===== Provided records

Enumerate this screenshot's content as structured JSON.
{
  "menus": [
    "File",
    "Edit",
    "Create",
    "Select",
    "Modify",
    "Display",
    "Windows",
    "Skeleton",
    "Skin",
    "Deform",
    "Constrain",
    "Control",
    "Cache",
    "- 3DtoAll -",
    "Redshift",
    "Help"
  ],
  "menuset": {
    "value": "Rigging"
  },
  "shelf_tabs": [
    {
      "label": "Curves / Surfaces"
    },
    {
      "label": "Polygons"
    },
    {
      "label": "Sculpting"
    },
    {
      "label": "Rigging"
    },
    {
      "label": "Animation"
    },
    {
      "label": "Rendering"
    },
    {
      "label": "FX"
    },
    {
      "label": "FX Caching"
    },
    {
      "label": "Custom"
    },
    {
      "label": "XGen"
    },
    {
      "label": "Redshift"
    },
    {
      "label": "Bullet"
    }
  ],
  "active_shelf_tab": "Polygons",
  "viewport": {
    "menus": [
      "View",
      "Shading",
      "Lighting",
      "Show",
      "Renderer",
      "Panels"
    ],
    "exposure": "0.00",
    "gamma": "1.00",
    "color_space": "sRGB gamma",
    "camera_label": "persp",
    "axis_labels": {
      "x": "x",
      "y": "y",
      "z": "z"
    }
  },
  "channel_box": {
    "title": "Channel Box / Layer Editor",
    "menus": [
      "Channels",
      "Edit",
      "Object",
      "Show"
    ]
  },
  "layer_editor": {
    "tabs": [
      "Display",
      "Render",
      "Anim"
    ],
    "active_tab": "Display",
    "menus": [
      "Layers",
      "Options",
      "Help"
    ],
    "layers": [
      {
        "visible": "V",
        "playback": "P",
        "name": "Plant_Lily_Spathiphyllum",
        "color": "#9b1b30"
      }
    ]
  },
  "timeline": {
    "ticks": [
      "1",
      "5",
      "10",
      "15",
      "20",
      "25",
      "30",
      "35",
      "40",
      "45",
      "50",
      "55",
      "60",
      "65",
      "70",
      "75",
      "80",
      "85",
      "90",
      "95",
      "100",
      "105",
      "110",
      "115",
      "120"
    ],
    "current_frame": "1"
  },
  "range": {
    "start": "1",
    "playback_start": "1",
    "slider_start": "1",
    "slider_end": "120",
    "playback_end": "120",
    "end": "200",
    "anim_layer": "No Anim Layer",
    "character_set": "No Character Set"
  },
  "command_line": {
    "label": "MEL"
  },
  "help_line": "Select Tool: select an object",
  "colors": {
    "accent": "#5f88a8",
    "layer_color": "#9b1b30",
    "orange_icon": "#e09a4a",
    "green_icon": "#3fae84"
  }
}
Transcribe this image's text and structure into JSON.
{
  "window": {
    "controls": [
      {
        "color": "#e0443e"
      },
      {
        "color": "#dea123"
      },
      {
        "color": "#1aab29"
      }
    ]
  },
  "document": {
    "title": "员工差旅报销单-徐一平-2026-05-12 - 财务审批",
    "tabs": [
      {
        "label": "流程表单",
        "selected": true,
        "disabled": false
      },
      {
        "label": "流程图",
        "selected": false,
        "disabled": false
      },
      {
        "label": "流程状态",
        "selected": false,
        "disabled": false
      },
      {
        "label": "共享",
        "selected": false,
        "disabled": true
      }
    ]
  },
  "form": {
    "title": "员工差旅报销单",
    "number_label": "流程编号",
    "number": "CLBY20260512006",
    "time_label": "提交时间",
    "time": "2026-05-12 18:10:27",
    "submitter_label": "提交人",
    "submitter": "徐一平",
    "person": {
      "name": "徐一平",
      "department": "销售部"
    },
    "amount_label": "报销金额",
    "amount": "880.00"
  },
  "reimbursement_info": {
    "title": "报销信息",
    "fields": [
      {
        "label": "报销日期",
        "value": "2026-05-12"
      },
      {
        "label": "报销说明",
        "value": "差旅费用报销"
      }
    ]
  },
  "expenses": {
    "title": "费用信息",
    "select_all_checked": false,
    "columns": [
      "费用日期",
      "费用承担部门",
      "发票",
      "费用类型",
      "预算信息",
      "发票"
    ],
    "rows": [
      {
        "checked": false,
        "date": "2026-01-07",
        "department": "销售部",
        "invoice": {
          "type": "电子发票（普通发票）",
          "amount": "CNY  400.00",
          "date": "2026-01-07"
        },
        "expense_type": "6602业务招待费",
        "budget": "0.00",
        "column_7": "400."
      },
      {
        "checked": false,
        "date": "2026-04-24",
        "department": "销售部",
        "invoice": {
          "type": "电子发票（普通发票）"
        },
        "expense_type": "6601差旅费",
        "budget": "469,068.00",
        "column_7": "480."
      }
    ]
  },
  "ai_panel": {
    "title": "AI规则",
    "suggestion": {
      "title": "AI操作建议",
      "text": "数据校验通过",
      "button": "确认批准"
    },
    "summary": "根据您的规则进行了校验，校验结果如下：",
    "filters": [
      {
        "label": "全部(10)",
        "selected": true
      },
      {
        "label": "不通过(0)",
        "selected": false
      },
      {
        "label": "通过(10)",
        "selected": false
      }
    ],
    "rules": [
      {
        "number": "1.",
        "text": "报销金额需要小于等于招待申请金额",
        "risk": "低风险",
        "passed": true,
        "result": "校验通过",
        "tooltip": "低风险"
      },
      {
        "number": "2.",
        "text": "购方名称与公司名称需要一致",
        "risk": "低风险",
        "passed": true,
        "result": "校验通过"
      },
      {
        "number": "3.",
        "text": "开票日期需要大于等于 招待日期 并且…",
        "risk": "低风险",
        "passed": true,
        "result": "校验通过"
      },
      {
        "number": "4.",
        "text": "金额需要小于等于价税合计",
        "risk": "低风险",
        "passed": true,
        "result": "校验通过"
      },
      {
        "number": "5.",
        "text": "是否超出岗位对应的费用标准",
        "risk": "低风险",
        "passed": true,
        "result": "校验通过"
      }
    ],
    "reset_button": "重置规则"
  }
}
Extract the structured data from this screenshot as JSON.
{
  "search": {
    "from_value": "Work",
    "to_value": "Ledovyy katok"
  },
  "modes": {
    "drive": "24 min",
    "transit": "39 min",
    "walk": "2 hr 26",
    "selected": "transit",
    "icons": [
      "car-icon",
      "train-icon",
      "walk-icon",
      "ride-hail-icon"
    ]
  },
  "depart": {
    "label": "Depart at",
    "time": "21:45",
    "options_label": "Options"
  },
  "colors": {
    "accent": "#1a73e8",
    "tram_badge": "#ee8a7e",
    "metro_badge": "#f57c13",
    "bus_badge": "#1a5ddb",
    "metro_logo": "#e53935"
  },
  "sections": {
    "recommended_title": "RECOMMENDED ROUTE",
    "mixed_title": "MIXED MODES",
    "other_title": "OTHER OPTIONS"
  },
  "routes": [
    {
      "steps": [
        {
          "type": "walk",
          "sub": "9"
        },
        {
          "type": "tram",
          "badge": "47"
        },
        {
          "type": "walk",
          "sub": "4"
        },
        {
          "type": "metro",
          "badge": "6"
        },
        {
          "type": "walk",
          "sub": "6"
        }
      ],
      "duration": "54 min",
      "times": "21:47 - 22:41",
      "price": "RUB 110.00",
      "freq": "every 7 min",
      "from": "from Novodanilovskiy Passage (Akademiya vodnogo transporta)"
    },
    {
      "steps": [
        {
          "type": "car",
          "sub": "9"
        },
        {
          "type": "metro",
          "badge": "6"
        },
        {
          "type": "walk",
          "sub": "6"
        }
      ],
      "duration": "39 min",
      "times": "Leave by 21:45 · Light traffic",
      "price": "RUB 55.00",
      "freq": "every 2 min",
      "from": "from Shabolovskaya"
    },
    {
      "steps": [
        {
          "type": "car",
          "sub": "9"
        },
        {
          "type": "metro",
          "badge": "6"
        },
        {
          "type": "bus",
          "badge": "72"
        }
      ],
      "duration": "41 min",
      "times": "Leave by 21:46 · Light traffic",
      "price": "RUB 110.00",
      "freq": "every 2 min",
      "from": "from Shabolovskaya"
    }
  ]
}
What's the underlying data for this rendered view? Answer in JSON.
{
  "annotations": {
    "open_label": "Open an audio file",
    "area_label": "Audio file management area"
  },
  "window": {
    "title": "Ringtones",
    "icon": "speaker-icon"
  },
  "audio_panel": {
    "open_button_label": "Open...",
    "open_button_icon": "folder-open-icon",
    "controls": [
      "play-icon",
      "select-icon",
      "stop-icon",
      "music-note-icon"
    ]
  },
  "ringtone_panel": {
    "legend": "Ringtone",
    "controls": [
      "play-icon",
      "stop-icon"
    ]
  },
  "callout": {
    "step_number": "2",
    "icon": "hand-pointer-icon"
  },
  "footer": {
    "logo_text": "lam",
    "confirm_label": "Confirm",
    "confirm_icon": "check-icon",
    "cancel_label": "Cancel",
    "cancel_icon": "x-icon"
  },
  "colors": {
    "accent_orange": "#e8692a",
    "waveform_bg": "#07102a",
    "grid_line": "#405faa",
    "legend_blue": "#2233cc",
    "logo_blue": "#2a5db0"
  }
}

==========

Written problem ::
From the line holding "What's the underlying" down to the final line above, quote every line exactly and only those lines.

Result of the exercise ::
What's the underlying data for this rendered view? Answer in JSON.
{
  "annotations": {
    "open_label": "Open an audio file",
    "area_label": "Audio file management area"
  },
  "window": {
    "title": "Ringtones",
    "icon": "speaker-icon"
  },
  "audio_panel": {
    "open_button_label": "Open...",
    "open_button_icon": "folder-open-icon",
    "controls": [
      "play-icon",
      "select-icon",
      "stop-icon",
      "music-note-icon"
    ]
  },
  "ringtone_panel": {
    "legend": "Ringtone",
    "controls": [
      "play-icon",
      "stop-icon"
    ]
  },
  "callout": {
    "step_number": "2",
    "icon": "hand-pointer-icon"
  },
  "footer": {
    "logo_text": "lam",
    "confirm_label": "Confirm",
    "confirm_icon": "check-icon",
    "cancel_label": "Cancel",
    "cancel_icon": "x-icon"
  },
  "colors": {
    "accent_orange": "#e8692a",
    "waveform_bg": "#07102a",
    "grid_line": "#405faa",
    "legend_blue": "#2233cc",
    "logo_blue": "#2a5db0"
  }
}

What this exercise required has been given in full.